→ **TRAVAIL DEMANDÉ**
1: Résumez en deux phrases l'article sur Abdelaziz Bouteflika.
2: Répondez aux questions suivantes sur l'article sur Abdelaziz Bouteflika.
(a) Pendant combien d'années Abdelaziz Bouteflika a-t-il été chef de l'État ?
(b) En quelle année a-t-il été chassé du ministère des Affaires étrangères ?
(c) Quel homme politique l'article cite-t-il comme exemple d'une attente restée infructueuse ?

→ **EXTRAIT À LIRE**
Le Matin d'Algérie

Que veut encore Abdelaziz Bouteflika ?

Après seize années comme ministre et seize autres comme chef de l’Etat, Abdelaziz Bouteflika est toujours là, impotent certes, mais président quand même.

L’homme est un homme de pouvoir, il ne sait faire que cela, c’est lui qui l’a dit. Un peu, et il aurait ajouté : maintenant que je suis devenu président, ce sera à vie ! Et il y a de quoi !

A la manière peu orthodoxe avec laquelle il a été chassé en 1979 du ministère des Affaires étrangères, s’est ajoutée à son triste palmarès une longue traversée du désert qui a failli le mettre hors d’état de gouverner, définitivement.

Mais c’était sans compter avec un concours de circonstances des plus favorables à l’homme qui attendait avec l’énergie du désespoir la moindre petite occasion pour rebondir. Les événements d’octobre 1988 ont ceci de particulier qu’ils ont permis à beaucoup d’hommes politiques , dont Abdelaziz Bouteflika, de se remettre en selle et attendre.

Si l’attente s’est avérée infructueuse pour d’aucuns et pas des moindres, à l’image de feu Ahmed Ben Bella, l’attente d’Abdelaziz Bouteflika, elle, portera ses fruits un certain avril 1999, exactement vingt ans après son départ précipité à l’étranger.

Une précision de taille, toutefois : Abdelaziz Bouteflika n’a rien fait, ou presque, pour gagner une élection présidentielle anticipée jouée d’avance. On est allé le chercher pour lui proposer de devenir président, ce qu’il a accepté, mais non sans pousser l’outrecuidance jusqu’à menacer de renter chez lui, au cas où son plébiscite annoncé n’est pas assez conséquent. Du jamais vu dans les annales des élections présidentielles à travers le monde.

→ **DONNÉES DE L'EXERCICE**
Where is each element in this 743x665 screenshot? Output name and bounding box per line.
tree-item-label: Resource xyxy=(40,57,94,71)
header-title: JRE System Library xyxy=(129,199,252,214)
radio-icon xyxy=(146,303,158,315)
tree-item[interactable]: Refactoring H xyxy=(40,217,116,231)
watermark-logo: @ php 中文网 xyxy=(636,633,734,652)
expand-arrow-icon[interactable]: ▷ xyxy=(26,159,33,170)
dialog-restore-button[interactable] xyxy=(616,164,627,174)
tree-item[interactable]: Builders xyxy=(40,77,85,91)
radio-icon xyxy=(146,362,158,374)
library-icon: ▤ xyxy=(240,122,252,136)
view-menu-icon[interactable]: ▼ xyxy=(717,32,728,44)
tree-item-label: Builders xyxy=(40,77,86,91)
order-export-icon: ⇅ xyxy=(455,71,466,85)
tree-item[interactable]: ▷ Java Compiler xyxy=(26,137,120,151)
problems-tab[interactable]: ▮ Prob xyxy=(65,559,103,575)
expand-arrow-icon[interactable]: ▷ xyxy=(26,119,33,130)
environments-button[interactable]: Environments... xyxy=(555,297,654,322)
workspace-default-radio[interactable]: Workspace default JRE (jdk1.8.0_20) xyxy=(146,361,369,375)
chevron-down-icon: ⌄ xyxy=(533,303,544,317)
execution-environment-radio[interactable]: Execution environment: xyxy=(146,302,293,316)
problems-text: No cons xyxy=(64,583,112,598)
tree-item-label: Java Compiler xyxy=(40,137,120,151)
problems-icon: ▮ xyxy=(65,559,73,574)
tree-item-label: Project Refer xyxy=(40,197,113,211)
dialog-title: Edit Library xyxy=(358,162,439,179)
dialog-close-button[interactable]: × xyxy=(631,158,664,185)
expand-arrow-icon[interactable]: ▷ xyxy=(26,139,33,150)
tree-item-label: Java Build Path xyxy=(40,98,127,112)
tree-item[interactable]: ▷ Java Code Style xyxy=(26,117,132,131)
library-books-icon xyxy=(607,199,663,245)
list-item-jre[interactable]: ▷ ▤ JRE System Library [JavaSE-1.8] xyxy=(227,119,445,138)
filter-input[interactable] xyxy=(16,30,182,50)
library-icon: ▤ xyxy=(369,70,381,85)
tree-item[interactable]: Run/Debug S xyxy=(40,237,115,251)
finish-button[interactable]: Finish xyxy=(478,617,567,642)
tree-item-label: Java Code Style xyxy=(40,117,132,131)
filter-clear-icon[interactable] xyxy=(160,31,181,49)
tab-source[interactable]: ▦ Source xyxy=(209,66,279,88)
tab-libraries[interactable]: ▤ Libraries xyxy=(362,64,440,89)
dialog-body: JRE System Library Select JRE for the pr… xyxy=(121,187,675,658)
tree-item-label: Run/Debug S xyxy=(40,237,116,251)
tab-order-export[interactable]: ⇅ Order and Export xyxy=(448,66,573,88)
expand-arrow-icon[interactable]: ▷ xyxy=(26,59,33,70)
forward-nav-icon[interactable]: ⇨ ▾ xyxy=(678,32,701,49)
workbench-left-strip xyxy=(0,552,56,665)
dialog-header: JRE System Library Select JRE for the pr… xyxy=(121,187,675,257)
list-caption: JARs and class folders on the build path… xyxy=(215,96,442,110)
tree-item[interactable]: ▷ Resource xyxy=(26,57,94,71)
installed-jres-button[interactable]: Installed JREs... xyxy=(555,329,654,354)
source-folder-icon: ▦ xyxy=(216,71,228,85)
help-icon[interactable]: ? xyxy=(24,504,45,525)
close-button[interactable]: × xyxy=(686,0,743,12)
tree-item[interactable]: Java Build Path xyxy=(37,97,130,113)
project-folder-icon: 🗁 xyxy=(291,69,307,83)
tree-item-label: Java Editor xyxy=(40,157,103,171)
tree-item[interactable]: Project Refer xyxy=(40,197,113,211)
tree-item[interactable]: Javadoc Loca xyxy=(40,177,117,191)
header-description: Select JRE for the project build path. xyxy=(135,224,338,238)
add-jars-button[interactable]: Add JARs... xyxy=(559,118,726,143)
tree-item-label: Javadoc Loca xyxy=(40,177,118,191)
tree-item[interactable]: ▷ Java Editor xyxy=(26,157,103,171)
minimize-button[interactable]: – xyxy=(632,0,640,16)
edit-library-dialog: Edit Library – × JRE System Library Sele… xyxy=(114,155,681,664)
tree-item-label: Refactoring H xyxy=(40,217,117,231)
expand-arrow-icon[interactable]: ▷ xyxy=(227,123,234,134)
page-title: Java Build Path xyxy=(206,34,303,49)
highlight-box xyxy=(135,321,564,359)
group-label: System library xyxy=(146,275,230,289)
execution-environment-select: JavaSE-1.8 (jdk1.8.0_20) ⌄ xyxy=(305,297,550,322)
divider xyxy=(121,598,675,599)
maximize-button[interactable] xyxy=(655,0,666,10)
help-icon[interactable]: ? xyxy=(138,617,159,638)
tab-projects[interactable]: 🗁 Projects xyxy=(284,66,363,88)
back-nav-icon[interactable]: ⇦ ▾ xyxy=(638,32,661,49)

→ **CORRIGÉS**
1: Abdelaziz Bouteflika a été seize ans ministre, puis seize ans chef de l'État, et il reste président malgré son impotence. Chassé en 1979 du ministère des Affaires étrangères, il a connu une longue traversée du désert avant que les événements d'octobre 1988 ne lui permettent de se remettre en selle, et son attente a abouti en avril 1999, lorsqu'on est allé le chercher pour une élection présidentielle anticipée jouée d'avance.

2:
(a) Seize années.
(b) En 1979.
(c) Ahmed Ben Bella.